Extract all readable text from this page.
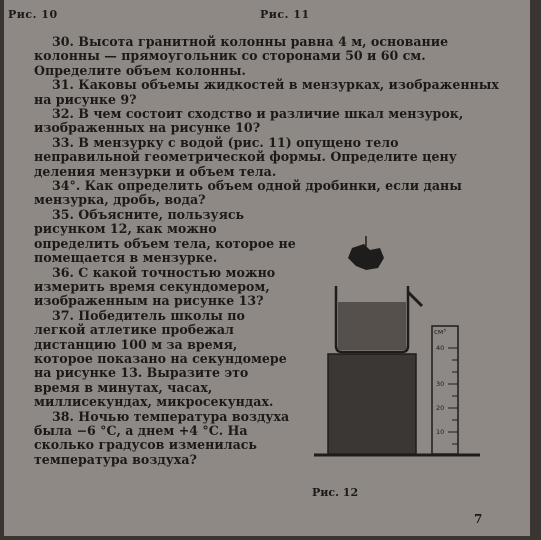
Рис. 10	Рис. 11

30. Высота гранитной колонны равна 4 м, основание колонны — прямоугольник со сторонами 50 и 60 см. Определите объем колонны.

31. Каковы объемы жидкостей в мензурках, изображенных на рисунке 9?

32. В чем состоит сходство и различие шкал мензурок, изображенных на рисунке 10?

33. В мензурку с водой (рис. 11) опущено тело неправильной геометрической формы. Определите цену деления мензурки и объем тела.

34°. Как определить объем одной дробинки, если даны мензурка, дробь, вода?

35. Объясните, пользуясь рисунком 12, как можно определить объем тела, которое не помещается в мензурке.

36. С какой точностью можно измерить время секундомером, изображенным на рисунке 13?

37. Победитель школы по легкой атлетике пробежал дистанцию 100 м за время, которое показано на секундомере на рисунке 13. Выразите это время в минутах, часах, миллисекундах, микросекундах.

38. Ночью температура воздуха была −6 °С, а днем +4 °С. На сколько градусов изменилась температура воздуха?

см³
40
30
20
10
Рис. 12
7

• [SHORT EXERCISE]: All the material shown above is to be copied exactly, with no pictures carried over.

• [ANSWER]:
Extract all readable text from this page.
Рис. 10	Рис. 11

30. Высота гранитной колонны равна 4 м, основание колонны — прямоугольник со сторонами 50 и 60 см. Определите объем колонны.

31. Каковы объемы жидкостей в мензурках, изображенных на рисунке 9?

32. В чем состоит сходство и различие шкал мензурок, изображенных на рисунке 10?

33. В мензурку с водой (рис. 11) опущено тело неправильной геометрической формы. Определите цену деления мензурки и объем тела.

34°. Как определить объем одной дробинки, если даны мензурка, дробь, вода?

35. Объясните, пользуясь рисунком 12, как можно определить объем тела, которое не помещается в мензурке.

36. С какой точностью можно измерить время секундомером, изображенным на рисунке 13?

37. Победитель школы по легкой атлетике пробежал дистанцию 100 м за время, которое показано на секундомере на рисунке 13. Выразите это время в минутах, часах, миллисекундах, микросекундах.

38. Ночью температура воздуха была −6 °С, а днем +4 °С. На сколько градусов изменилась температура воздуха?

см³
40
30
20
10
Рис. 12
7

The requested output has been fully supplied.